*A run of records:*
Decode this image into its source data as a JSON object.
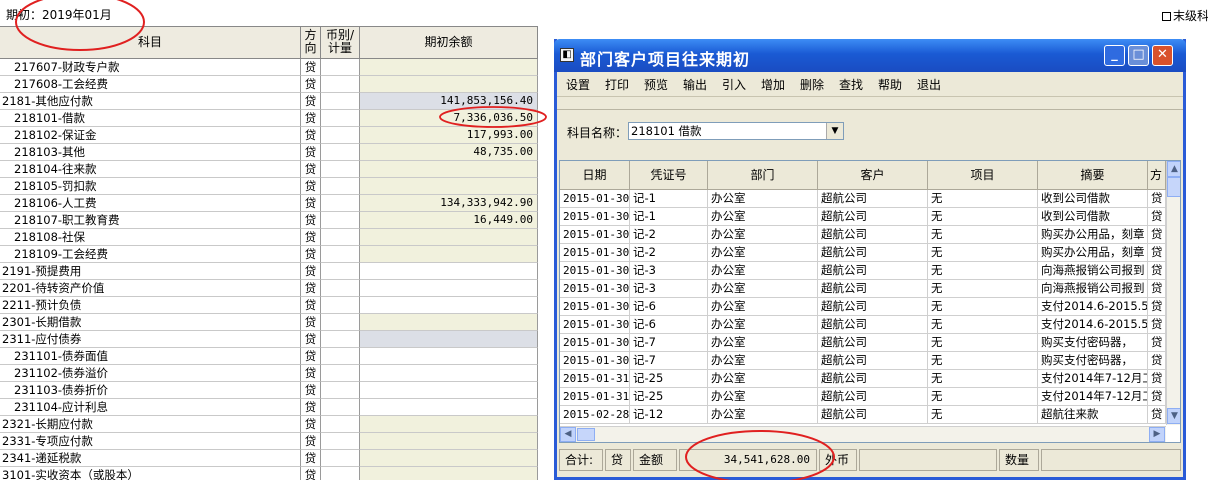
{
  "header": {
    "period": "期初：2019年01月",
    "leaf_only_label": "末级科"
  },
  "ledger": {
    "columns": {
      "subject": "科目",
      "direction": "方\n向",
      "currency": "币别/\n计量",
      "opening": "期初余额"
    },
    "rows": [
      {
        "subject": "217607-财政专户款",
        "dir": "贷",
        "amount": "",
        "level": 2,
        "bg": "y"
      },
      {
        "subject": "217608-工会经费",
        "dir": "贷",
        "amount": "",
        "level": 2,
        "bg": "y"
      },
      {
        "subject": "2181-其他应付款",
        "dir": "贷",
        "amount": "141,853,156.40",
        "level": 1,
        "bg": "b"
      },
      {
        "subject": "218101-借款",
        "dir": "贷",
        "amount": "7,336,036.50",
        "level": 2,
        "bg": "y"
      },
      {
        "subject": "218102-保证金",
        "dir": "贷",
        "amount": "117,993.00",
        "level": 2,
        "bg": "y"
      },
      {
        "subject": "218103-其他",
        "dir": "贷",
        "amount": "48,735.00",
        "level": 2,
        "bg": "y"
      },
      {
        "subject": "218104-往来款",
        "dir": "贷",
        "amount": "",
        "level": 2,
        "bg": "y"
      },
      {
        "subject": "218105-罚扣款",
        "dir": "贷",
        "amount": "",
        "level": 2,
        "bg": "y"
      },
      {
        "subject": "218106-人工费",
        "dir": "贷",
        "amount": "134,333,942.90",
        "level": 2,
        "bg": "y"
      },
      {
        "subject": "218107-职工教育费",
        "dir": "贷",
        "amount": "16,449.00",
        "level": 2,
        "bg": "y"
      },
      {
        "subject": "218108-社保",
        "dir": "贷",
        "amount": "",
        "level": 2,
        "bg": "y"
      },
      {
        "subject": "218109-工会经费",
        "dir": "贷",
        "amount": "",
        "level": 2,
        "bg": "y"
      },
      {
        "subject": "2191-预提费用",
        "dir": "贷",
        "amount": "",
        "level": 1,
        "bg": "w"
      },
      {
        "subject": "2201-待转资产价值",
        "dir": "贷",
        "amount": "",
        "level": 1,
        "bg": "w"
      },
      {
        "subject": "2211-预计负债",
        "dir": "贷",
        "amount": "",
        "level": 1,
        "bg": "w"
      },
      {
        "subject": "2301-长期借款",
        "dir": "贷",
        "amount": "",
        "level": 1,
        "bg": "y"
      },
      {
        "subject": "2311-应付债券",
        "dir": "贷",
        "amount": "",
        "level": 1,
        "bg": "b"
      },
      {
        "subject": "231101-债券面值",
        "dir": "贷",
        "amount": "",
        "level": 2,
        "bg": "w"
      },
      {
        "subject": "231102-债券溢价",
        "dir": "贷",
        "amount": "",
        "level": 2,
        "bg": "w"
      },
      {
        "subject": "231103-债券折价",
        "dir": "贷",
        "amount": "",
        "level": 2,
        "bg": "w"
      },
      {
        "subject": "231104-应计利息",
        "dir": "贷",
        "amount": "",
        "level": 2,
        "bg": "w"
      },
      {
        "subject": "2321-长期应付款",
        "dir": "贷",
        "amount": "",
        "level": 1,
        "bg": "y"
      },
      {
        "subject": "2331-专项应付款",
        "dir": "贷",
        "amount": "",
        "level": 1,
        "bg": "y"
      },
      {
        "subject": "2341-递延税款",
        "dir": "贷",
        "amount": "",
        "level": 1,
        "bg": "y"
      },
      {
        "subject": "3101-实收资本（或股本）",
        "dir": "贷",
        "amount": "",
        "level": 1,
        "bg": "y"
      }
    ]
  },
  "dialog": {
    "title": "部门客户项目往来期初",
    "window_buttons": {
      "minimize": "_",
      "maximize": "□",
      "close": "✕"
    },
    "menu": [
      "设置",
      "打印",
      "预览",
      "输出",
      "引入",
      "增加",
      "删除",
      "查找",
      "帮助",
      "退出"
    ],
    "subject_label": "科目名称：",
    "subject_value": "218101 借款",
    "columns": [
      "日期",
      "凭证号",
      "部门",
      "客户",
      "项目",
      "摘要",
      "方"
    ],
    "rows": [
      {
        "date": "2015-01-30",
        "voucher": "记-1",
        "dept": "办公室",
        "customer": "超航公司",
        "project": "无",
        "summary": "收到公司借款",
        "dir": "贷"
      },
      {
        "date": "2015-01-30",
        "voucher": "记-1",
        "dept": "办公室",
        "customer": "超航公司",
        "project": "无",
        "summary": "收到公司借款",
        "dir": "贷"
      },
      {
        "date": "2015-01-30",
        "voucher": "记-2",
        "dept": "办公室",
        "customer": "超航公司",
        "project": "无",
        "summary": "购买办公用品，刻章",
        "dir": "贷"
      },
      {
        "date": "2015-01-30",
        "voucher": "记-2",
        "dept": "办公室",
        "customer": "超航公司",
        "project": "无",
        "summary": "购买办公用品，刻章",
        "dir": "贷"
      },
      {
        "date": "2015-01-30",
        "voucher": "记-3",
        "dept": "办公室",
        "customer": "超航公司",
        "project": "无",
        "summary": "向海燕报销公司报到",
        "dir": "贷"
      },
      {
        "date": "2015-01-30",
        "voucher": "记-3",
        "dept": "办公室",
        "customer": "超航公司",
        "project": "无",
        "summary": "向海燕报销公司报到",
        "dir": "贷"
      },
      {
        "date": "2015-01-30",
        "voucher": "记-6",
        "dept": "办公室",
        "customer": "超航公司",
        "project": "无",
        "summary": "支付2014.6-2015.5.",
        "dir": "贷"
      },
      {
        "date": "2015-01-30",
        "voucher": "记-6",
        "dept": "办公室",
        "customer": "超航公司",
        "project": "无",
        "summary": "支付2014.6-2015.5.",
        "dir": "贷"
      },
      {
        "date": "2015-01-30",
        "voucher": "记-7",
        "dept": "办公室",
        "customer": "超航公司",
        "project": "无",
        "summary": "购买支付密码器，",
        "dir": "贷"
      },
      {
        "date": "2015-01-30",
        "voucher": "记-7",
        "dept": "办公室",
        "customer": "超航公司",
        "project": "无",
        "summary": "购买支付密码器，",
        "dir": "贷"
      },
      {
        "date": "2015-01-31",
        "voucher": "记-25",
        "dept": "办公室",
        "customer": "超航公司",
        "project": "无",
        "summary": "支付2014年7-12月工",
        "dir": "贷"
      },
      {
        "date": "2015-01-31",
        "voucher": "记-25",
        "dept": "办公室",
        "customer": "超航公司",
        "project": "无",
        "summary": "支付2014年7-12月工",
        "dir": "贷"
      },
      {
        "date": "2015-02-28",
        "voucher": "记-12",
        "dept": "办公室",
        "customer": "超航公司",
        "project": "无",
        "summary": "超航往来款",
        "dir": "贷"
      }
    ],
    "totals": {
      "label": "合计:",
      "direction": "贷",
      "amount_label": "金额",
      "amount": "34,541,628.00",
      "foreign_label": "外币",
      "foreign_value": "",
      "qty_label": "数量",
      "qty_value": ""
    }
  },
  "colors": {
    "title_bar": "#1a5ad4",
    "annotation": "#e02020",
    "cell_yellow": "#f1f1dd",
    "cell_blue": "#dcdfe6"
  }
}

*Aim of the exercise:* Leave the images out and output the remaining material exactly as it stands.

*Complete answer:*
Decode this image into its source data as a JSON object.
{
  "header": {
    "period": "期初：2019年01月",
    "leaf_only_label": "末级科"
  },
  "ledger": {
    "columns": {
      "subject": "科目",
      "direction": "方\n向",
      "currency": "币别/\n计量",
      "opening": "期初余额"
    },
    "rows": [
      {
        "subject": "217607-财政专户款",
        "dir": "贷",
        "amount": "",
        "level": 2,
        "bg": "y"
      },
      {
        "subject": "217608-工会经费",
        "dir": "贷",
        "amount": "",
        "level": 2,
        "bg": "y"
      },
      {
        "subject": "2181-其他应付款",
        "dir": "贷",
        "amount": "141,853,156.40",
        "level": 1,
        "bg": "b"
      },
      {
        "subject": "218101-借款",
        "dir": "贷",
        "amount": "7,336,036.50",
        "level": 2,
        "bg": "y"
      },
      {
        "subject": "218102-保证金",
        "dir": "贷",
        "amount": "117,993.00",
        "level": 2,
        "bg": "y"
      },
      {
        "subject": "218103-其他",
        "dir": "贷",
        "amount": "48,735.00",
        "level": 2,
        "bg": "y"
      },
      {
        "subject": "218104-往来款",
        "dir": "贷",
        "amount": "",
        "level": 2,
        "bg": "y"
      },
      {
        "subject": "218105-罚扣款",
        "dir": "贷",
        "amount": "",
        "level": 2,
        "bg": "y"
      },
      {
        "subject": "218106-人工费",
        "dir": "贷",
        "amount": "134,333,942.90",
        "level": 2,
        "bg": "y"
      },
      {
        "subject": "218107-职工教育费",
        "dir": "贷",
        "amount": "16,449.00",
        "level": 2,
        "bg": "y"
      },
      {
        "subject": "218108-社保",
        "dir": "贷",
        "amount": "",
        "level": 2,
        "bg": "y"
      },
      {
        "subject": "218109-工会经费",
        "dir": "贷",
        "amount": "",
        "level": 2,
        "bg": "y"
      },
      {
        "subject": "2191-预提费用",
        "dir": "贷",
        "amount": "",
        "level": 1,
        "bg": "w"
      },
      {
        "subject": "2201-待转资产价值",
        "dir": "贷",
        "amount": "",
        "level": 1,
        "bg": "w"
      },
      {
        "subject": "2211-预计负债",
        "dir": "贷",
        "amount": "",
        "level": 1,
        "bg": "w"
      },
      {
        "subject": "2301-长期借款",
        "dir": "贷",
        "amount": "",
        "level": 1,
        "bg": "y"
      },
      {
        "subject": "2311-应付债券",
        "dir": "贷",
        "amount": "",
        "level": 1,
        "bg": "b"
      },
      {
        "subject": "231101-债券面值",
        "dir": "贷",
        "amount": "",
        "level": 2,
        "bg": "w"
      },
      {
        "subject": "231102-债券溢价",
        "dir": "贷",
        "amount": "",
        "level": 2,
        "bg": "w"
      },
      {
        "subject": "231103-债券折价",
        "dir": "贷",
        "amount": "",
        "level": 2,
        "bg": "w"
      },
      {
        "subject": "231104-应计利息",
        "dir": "贷",
        "amount": "",
        "level": 2,
        "bg": "w"
      },
      {
        "subject": "2321-长期应付款",
        "dir": "贷",
        "amount": "",
        "level": 1,
        "bg": "y"
      },
      {
        "subject": "2331-专项应付款",
        "dir": "贷",
        "amount": "",
        "level": 1,
        "bg": "y"
      },
      {
        "subject": "2341-递延税款",
        "dir": "贷",
        "amount": "",
        "level": 1,
        "bg": "y"
      },
      {
        "subject": "3101-实收资本（或股本）",
        "dir": "贷",
        "amount": "",
        "level": 1,
        "bg": "y"
      }
    ]
  },
  "dialog": {
    "title": "部门客户项目往来期初",
    "window_buttons": {
      "minimize": "_",
      "maximize": "□",
      "close": "✕"
    },
    "menu": [
      "设置",
      "打印",
      "预览",
      "输出",
      "引入",
      "增加",
      "删除",
      "查找",
      "帮助",
      "退出"
    ],
    "subject_label": "科目名称：",
    "subject_value": "218101 借款",
    "columns": [
      "日期",
      "凭证号",
      "部门",
      "客户",
      "项目",
      "摘要",
      "方"
    ],
    "rows": [
      {
        "date": "2015-01-30",
        "voucher": "记-1",
        "dept": "办公室",
        "customer": "超航公司",
        "project": "无",
        "summary": "收到公司借款",
        "dir": "贷"
      },
      {
        "date": "2015-01-30",
        "voucher": "记-1",
        "dept": "办公室",
        "customer": "超航公司",
        "project": "无",
        "summary": "收到公司借款",
        "dir": "贷"
      },
      {
        "date": "2015-01-30",
        "voucher": "记-2",
        "dept": "办公室",
        "customer": "超航公司",
        "project": "无",
        "summary": "购买办公用品，刻章",
        "dir": "贷"
      },
      {
        "date": "2015-01-30",
        "voucher": "记-2",
        "dept": "办公室",
        "customer": "超航公司",
        "project": "无",
        "summary": "购买办公用品，刻章",
        "dir": "贷"
      },
      {
        "date": "2015-01-30",
        "voucher": "记-3",
        "dept": "办公室",
        "customer": "超航公司",
        "project": "无",
        "summary": "向海燕报销公司报到",
        "dir": "贷"
      },
      {
        "date": "2015-01-30",
        "voucher": "记-3",
        "dept": "办公室",
        "customer": "超航公司",
        "project": "无",
        "summary": "向海燕报销公司报到",
        "dir": "贷"
      },
      {
        "date": "2015-01-30",
        "voucher": "记-6",
        "dept": "办公室",
        "customer": "超航公司",
        "project": "无",
        "summary": "支付2014.6-2015.5.",
        "dir": "贷"
      },
      {
        "date": "2015-01-30",
        "voucher": "记-6",
        "dept": "办公室",
        "customer": "超航公司",
        "project": "无",
        "summary": "支付2014.6-2015.5.",
        "dir": "贷"
      },
      {
        "date": "2015-01-30",
        "voucher": "记-7",
        "dept": "办公室",
        "customer": "超航公司",
        "project": "无",
        "summary": "购买支付密码器，",
        "dir": "贷"
      },
      {
        "date": "2015-01-30",
        "voucher": "记-7",
        "dept": "办公室",
        "customer": "超航公司",
        "project": "无",
        "summary": "购买支付密码器，",
        "dir": "贷"
      },
      {
        "date": "2015-01-31",
        "voucher": "记-25",
        "dept": "办公室",
        "customer": "超航公司",
        "project": "无",
        "summary": "支付2014年7-12月工",
        "dir": "贷"
      },
      {
        "date": "2015-01-31",
        "voucher": "记-25",
        "dept": "办公室",
        "customer": "超航公司",
        "project": "无",
        "summary": "支付2014年7-12月工",
        "dir": "贷"
      },
      {
        "date": "2015-02-28",
        "voucher": "记-12",
        "dept": "办公室",
        "customer": "超航公司",
        "project": "无",
        "summary": "超航往来款",
        "dir": "贷"
      }
    ],
    "totals": {
      "label": "合计:",
      "direction": "贷",
      "amount_label": "金额",
      "amount": "34,541,628.00",
      "foreign_label": "外币",
      "foreign_value": "",
      "qty_label": "数量",
      "qty_value": ""
    }
  },
  "colors": {
    "title_bar": "#1a5ad4",
    "annotation": "#e02020",
    "cell_yellow": "#f1f1dd",
    "cell_blue": "#dcdfe6"
  }
}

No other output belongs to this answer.